## Start

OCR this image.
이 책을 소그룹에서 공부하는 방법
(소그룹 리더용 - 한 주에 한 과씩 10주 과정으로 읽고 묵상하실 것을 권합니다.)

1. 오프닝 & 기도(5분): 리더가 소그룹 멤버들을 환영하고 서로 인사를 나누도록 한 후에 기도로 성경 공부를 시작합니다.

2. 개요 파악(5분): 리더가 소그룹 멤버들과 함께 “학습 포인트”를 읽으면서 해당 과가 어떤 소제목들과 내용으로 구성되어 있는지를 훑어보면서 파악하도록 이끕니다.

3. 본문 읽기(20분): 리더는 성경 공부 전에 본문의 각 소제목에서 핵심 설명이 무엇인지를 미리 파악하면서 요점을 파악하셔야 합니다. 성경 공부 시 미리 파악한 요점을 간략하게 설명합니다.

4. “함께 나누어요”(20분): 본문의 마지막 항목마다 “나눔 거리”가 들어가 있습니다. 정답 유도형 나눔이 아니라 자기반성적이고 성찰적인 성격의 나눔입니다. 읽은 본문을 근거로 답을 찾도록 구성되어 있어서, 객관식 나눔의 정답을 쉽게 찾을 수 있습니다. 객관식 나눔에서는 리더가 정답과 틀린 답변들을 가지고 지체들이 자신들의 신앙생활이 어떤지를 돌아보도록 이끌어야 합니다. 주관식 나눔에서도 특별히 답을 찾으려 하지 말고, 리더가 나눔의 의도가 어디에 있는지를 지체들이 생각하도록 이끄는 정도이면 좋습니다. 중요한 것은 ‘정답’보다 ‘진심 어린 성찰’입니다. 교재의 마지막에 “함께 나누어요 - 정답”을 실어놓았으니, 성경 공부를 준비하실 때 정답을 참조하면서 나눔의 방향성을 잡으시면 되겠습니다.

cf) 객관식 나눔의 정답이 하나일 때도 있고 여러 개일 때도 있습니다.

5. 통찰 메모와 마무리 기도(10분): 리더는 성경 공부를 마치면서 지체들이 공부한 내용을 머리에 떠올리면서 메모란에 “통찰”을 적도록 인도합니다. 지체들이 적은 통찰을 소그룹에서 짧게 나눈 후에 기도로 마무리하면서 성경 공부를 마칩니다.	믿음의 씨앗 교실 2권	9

## End

DO THIS
Looking at the data above, show all lines where the word "구성되어" occurs.

EXPECTED ANSWER
2. 개요 파악(5분): 리더가 소그룹 멤버들과 함께 “학습 포인트”를 읽으면서 해당 과가 어떤 소제목들과 내용으로 구성되어 있는지를 훑어보면서 파악하도록 이끕니다.
4. “함께 나누어요”(20분): 본문의 마지막 항목마다 “나눔 거리”가 들어가 있습니다. 정답 유도형 나눔이 아니라 자기반성적이고 성찰적인 성격의 나눔입니다. 읽은 본문을 근거로 답을 찾도록 구성되어 있어서, 객관식 나눔의 정답을 쉽게 찾을 수 있습니다. 객관식 나눔에서는 리더가 정답과 틀린 답변들을 가지고 지체들이 자신들의 신앙생활이 어떤지를 돌아보도록 이끌어야 합니다. 주관식 나눔에서도 특별히 답을 찾으려 하지 말고, 리더가 나눔의 의도가 어디에 있는지를 지체들이 생각하도록 이끄는 정도이면 좋습니다. 중요한 것은 ‘정답’보다 ‘진심 어린 성찰’입니다. 교재의 마지막에 “함께 나누어요 - 정답”을 실어놓았으니, 성경 공부를 준비하실 때 정답을 참조하면서 나눔의 방향성을 잡으시면 되겠습니다.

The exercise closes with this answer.